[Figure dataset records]
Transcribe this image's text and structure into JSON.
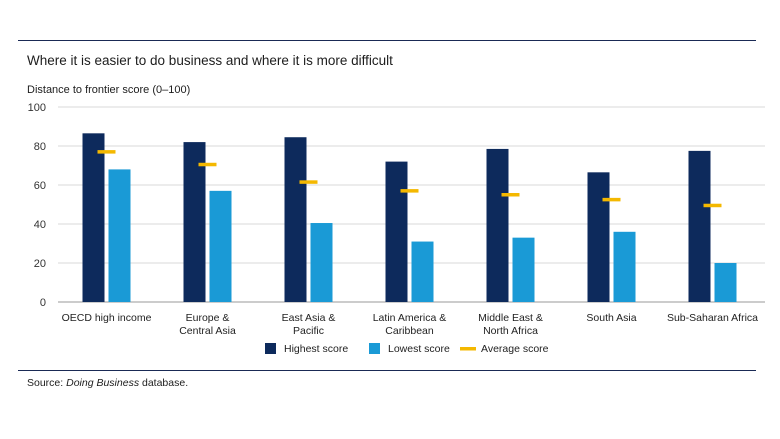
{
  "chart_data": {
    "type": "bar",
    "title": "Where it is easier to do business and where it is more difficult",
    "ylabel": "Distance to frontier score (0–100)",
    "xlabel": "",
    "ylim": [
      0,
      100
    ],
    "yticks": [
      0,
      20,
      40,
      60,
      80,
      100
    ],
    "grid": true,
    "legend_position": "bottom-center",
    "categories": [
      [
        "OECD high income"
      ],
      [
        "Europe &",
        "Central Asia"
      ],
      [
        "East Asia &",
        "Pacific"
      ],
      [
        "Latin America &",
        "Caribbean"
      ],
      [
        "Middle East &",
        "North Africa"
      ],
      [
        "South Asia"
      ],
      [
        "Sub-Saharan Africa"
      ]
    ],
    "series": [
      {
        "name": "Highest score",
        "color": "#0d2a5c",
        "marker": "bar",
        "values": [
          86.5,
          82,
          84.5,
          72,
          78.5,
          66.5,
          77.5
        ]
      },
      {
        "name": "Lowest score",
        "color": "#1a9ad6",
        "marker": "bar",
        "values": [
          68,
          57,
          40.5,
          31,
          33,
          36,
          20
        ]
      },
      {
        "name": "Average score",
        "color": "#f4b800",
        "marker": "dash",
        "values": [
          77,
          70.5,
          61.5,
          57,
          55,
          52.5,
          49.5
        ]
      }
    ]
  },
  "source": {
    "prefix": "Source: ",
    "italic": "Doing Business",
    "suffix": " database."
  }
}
* * *
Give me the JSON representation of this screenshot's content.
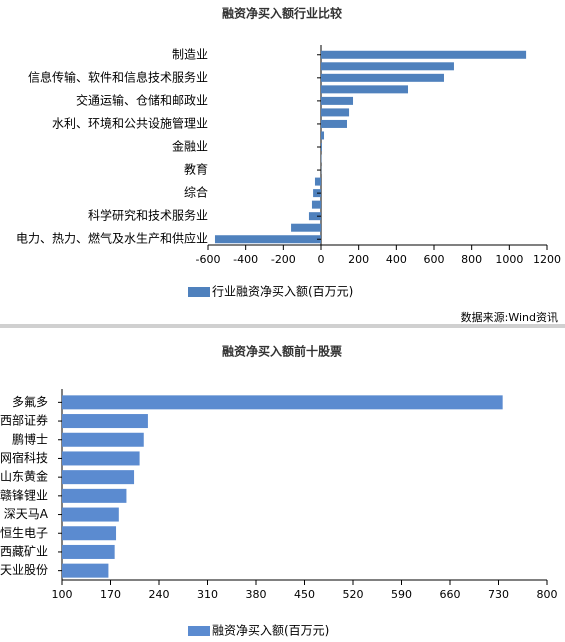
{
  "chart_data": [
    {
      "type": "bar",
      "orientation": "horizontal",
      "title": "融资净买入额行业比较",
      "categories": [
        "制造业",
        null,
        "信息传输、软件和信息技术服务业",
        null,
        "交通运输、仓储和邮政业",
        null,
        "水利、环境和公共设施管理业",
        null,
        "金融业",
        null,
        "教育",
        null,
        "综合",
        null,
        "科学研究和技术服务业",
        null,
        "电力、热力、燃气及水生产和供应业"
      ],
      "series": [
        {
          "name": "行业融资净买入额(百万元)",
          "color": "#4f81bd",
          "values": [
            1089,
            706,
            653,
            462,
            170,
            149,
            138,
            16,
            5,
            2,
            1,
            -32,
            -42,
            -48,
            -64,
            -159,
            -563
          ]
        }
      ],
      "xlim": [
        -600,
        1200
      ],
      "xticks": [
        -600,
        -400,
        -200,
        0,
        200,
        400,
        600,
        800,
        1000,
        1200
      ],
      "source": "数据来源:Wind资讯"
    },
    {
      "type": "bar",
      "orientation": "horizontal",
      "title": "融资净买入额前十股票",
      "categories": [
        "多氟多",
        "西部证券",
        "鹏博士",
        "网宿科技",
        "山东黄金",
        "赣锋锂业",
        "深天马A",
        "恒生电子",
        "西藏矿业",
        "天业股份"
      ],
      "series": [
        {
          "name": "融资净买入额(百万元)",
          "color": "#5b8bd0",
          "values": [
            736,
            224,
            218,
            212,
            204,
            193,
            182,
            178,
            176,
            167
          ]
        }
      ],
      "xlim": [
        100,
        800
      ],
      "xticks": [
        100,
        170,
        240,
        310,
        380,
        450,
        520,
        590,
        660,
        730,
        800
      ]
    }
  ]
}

**The problem:**
From the listing above, collect each line in which the string "this" appears.

**Output of the exercise:**
Transcribe this image's text and structure into JSON.
Give me the JSON representation of this screenshot's content.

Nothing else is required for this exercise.